» **Job**
Quote, verbatim, all material below, without pictures.

» **Dataset entries**
· · · ·

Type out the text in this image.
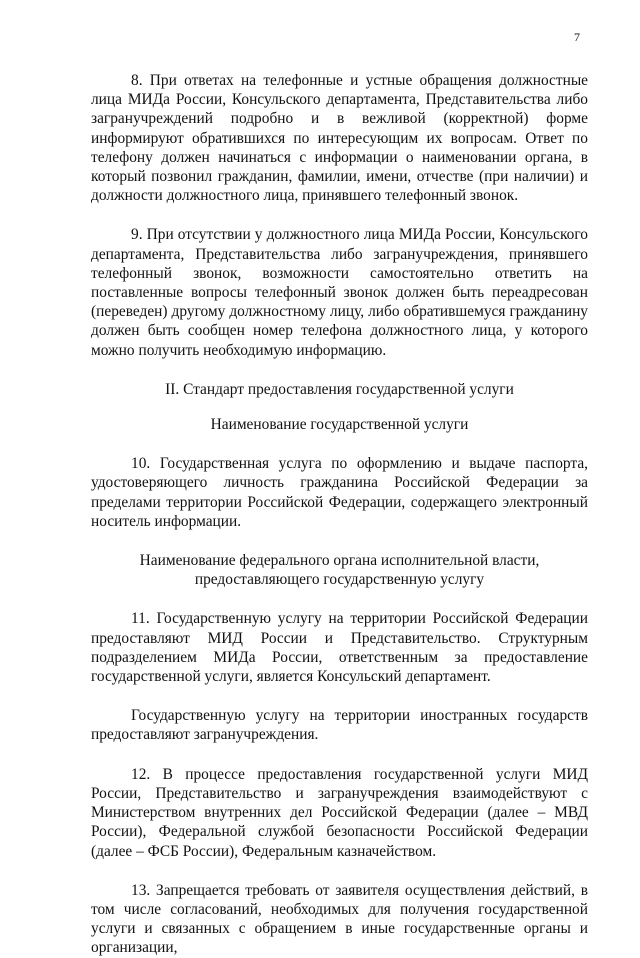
7

8. При ответах на телефонные и устные обращения должностные лица МИДа России, Консульского департамента, Представительства либо загранучреждений подробно и в вежливой (корректной) форме информируют обратившихся по интересующим их вопросам. Ответ по телефону должен начинаться с информации о наименовании органа, в который позвонил гражданин, фамилии, имени, отчестве (при наличии) и должности должностного лица, принявшего телефонный звонок.

9. При отсутствии у должностного лица МИДа России, Консульского департамента, Представительства либо загранучреждения, принявшего телефонный звонок, возможности самостоятельно ответить на поставленные вопросы телефонный звонок должен быть переадресован (переведен) другому должностному лицу, либо обратившемуся гражданину должен быть сообщен номер телефона должностного лица, у которого можно получить необходимую информацию.

II. Стандарт предоставления государственной услуги

Наименование государственной услуги

10. Государственная услуга по оформлению и выдаче паспорта, удостоверяющего личность гражданина Российской Федерации за пределами территории Российской Федерации, содержащего электронный носитель информации.

Наименование федерального органа исполнительной власти,

предоставляющего государственную услугу

11. Государственную услугу на территории Российской Федерации предоставляют МИД России и Представительство. Структурным подразделением МИДа России, ответственным за предоставление государственной услуги, является Консульский департамент.

Государственную услугу на территории иностранных государств предоставляют загранучреждения.

12. В процессе предоставления государственной услуги МИД России, Представительство и загранучреждения взаимодействуют с Министерством внутренних дел Российской Федерации (далее – МВД России), Федеральной службой безопасности Российской Федерации (далее – ФСБ России), Федеральным казначейством.

13. Запрещается требовать от заявителя осуществления действий, в том числе согласований, необходимых для получения государственной услуги и связанных с обращением в иные государственные органы и организации,
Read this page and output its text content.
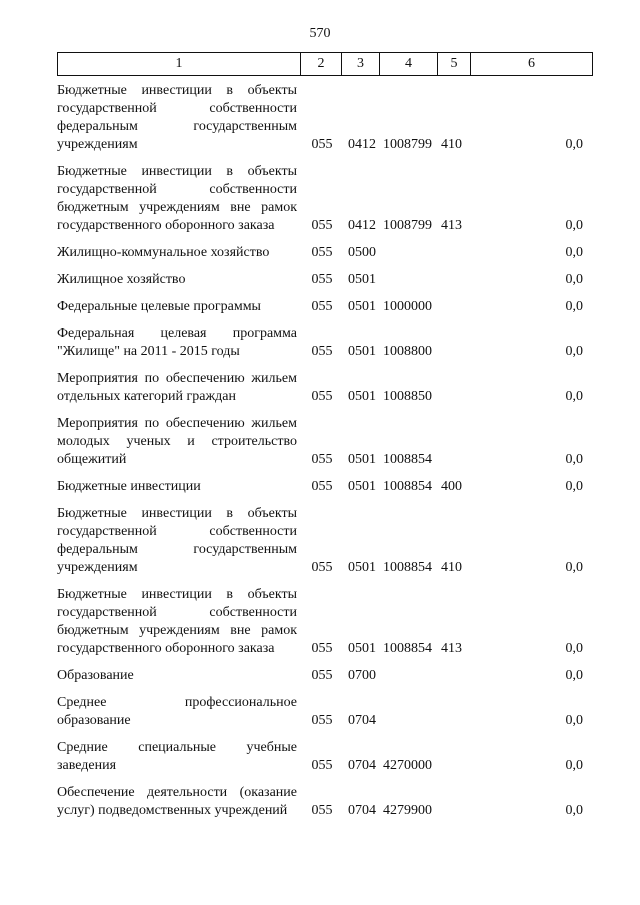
570
1	2	3	4	5	6
Бюджетные инвестиции в объекты государственной собственности федеральным государственным учреждениям	055	0412 1008799 410	0,0
Бюджетные инвестиции в объекты государственной собственности бюджетным учреждениям вне рамок государственного оборонного заказа	055	0412 1008799 413	0,0
Жилищно-коммунальное хозяйство	055	0500	0,0
Жилищное хозяйство	055	0501	0,0
Федеральные целевые программы	055	0501 1000000	0,0
Федеральная целевая программа "Жилище" на 2011 - 2015 годы	055	0501 1008800	0,0
Мероприятия по обеспечению жильем отдельных категорий граждан	055	0501 1008850	0,0
Мероприятия по обеспечению жильем молодых ученых и строительство общежитий	055	0501 1008854	0,0
Бюджетные инвестиции	055	0501 1008854 400	0,0
Бюджетные инвестиции в объекты государственной собственности федеральным государственным учреждениям	055	0501 1008854 410	0,0
Бюджетные инвестиции в объекты государственной собственности бюджетным учреждениям вне рамок государственного оборонного заказа	055	0501 1008854 413	0,0
Образование	055	0700	0,0
Среднее профессиональное образование	055	0704	0,0
Средние специальные учебные заведения	055	0704 4270000	0,0
Обеспечение деятельности (оказание услуг) подведомственных учреждений	055	0704 4279900	0,0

· · · ·

» **Written solution**
Type out the text in this image.
7

8. При ответах на телефонные и устные обращения должностные лица МИДа России, Консульского департамента, Представительства либо загранучреждений подробно и в вежливой (корректной) форме информируют обратившихся по интересующим их вопросам. Ответ по телефону должен начинаться с информации о наименовании органа, в который позвонил гражданин, фамилии, имени, отчестве (при наличии) и должности должностного лица, принявшего телефонный звонок.

9. При отсутствии у должностного лица МИДа России, Консульского департамента, Представительства либо загранучреждения, принявшего телефонный звонок, возможности самостоятельно ответить на поставленные вопросы телефонный звонок должен быть переадресован (переведен) другому должностному лицу, либо обратившемуся гражданину должен быть сообщен номер телефона должностного лица, у которого можно получить необходимую информацию.

II. Стандарт предоставления государственной услуги

Наименование государственной услуги

10. Государственная услуга по оформлению и выдаче паспорта, удостоверяющего личность гражданина Российской Федерации за пределами территории Российской Федерации, содержащего электронный носитель информации.

Наименование федерального органа исполнительной власти,

предоставляющего государственную услугу

11. Государственную услугу на территории Российской Федерации предоставляют МИД России и Представительство. Структурным подразделением МИДа России, ответственным за предоставление государственной услуги, является Консульский департамент.

Государственную услугу на территории иностранных государств предоставляют загранучреждения.

12. В процессе предоставления государственной услуги МИД России, Представительство и загранучреждения взаимодействуют с Министерством внутренних дел Российской Федерации (далее – МВД России), Федеральной службой безопасности Российской Федерации (далее – ФСБ России), Федеральным казначейством.

13. Запрещается требовать от заявителя осуществления действий, в том числе согласований, необходимых для получения государственной услуги и связанных с обращением в иные государственные органы и организации,
Read this page and output its text content.
570
1	2	3	4	5	6
Бюджетные инвестиции в объекты государственной собственности федеральным государственным учреждениям	055	0412 1008799 410	0,0
Бюджетные инвестиции в объекты государственной собственности бюджетным учреждениям вне рамок государственного оборонного заказа	055	0412 1008799 413	0,0
Жилищно-коммунальное хозяйство	055	0500	0,0
Жилищное хозяйство	055	0501	0,0
Федеральные целевые программы	055	0501 1000000	0,0
Федеральная целевая программа "Жилище" на 2011 - 2015 годы	055	0501 1008800	0,0
Мероприятия по обеспечению жильем отдельных категорий граждан	055	0501 1008850	0,0
Мероприятия по обеспечению жильем молодых ученых и строительство общежитий	055	0501 1008854	0,0
Бюджетные инвестиции	055	0501 1008854 400	0,0
Бюджетные инвестиции в объекты государственной собственности федеральным государственным учреждениям	055	0501 1008854 410	0,0
Бюджетные инвестиции в объекты государственной собственности бюджетным учреждениям вне рамок государственного оборонного заказа	055	0501 1008854 413	0,0
Образование	055	0700	0,0
Среднее профессиональное образование	055	0704	0,0
Средние специальные учебные заведения	055	0704 4270000	0,0
Обеспечение деятельности (оказание услуг) подведомственных учреждений	055	0704 4279900	0,0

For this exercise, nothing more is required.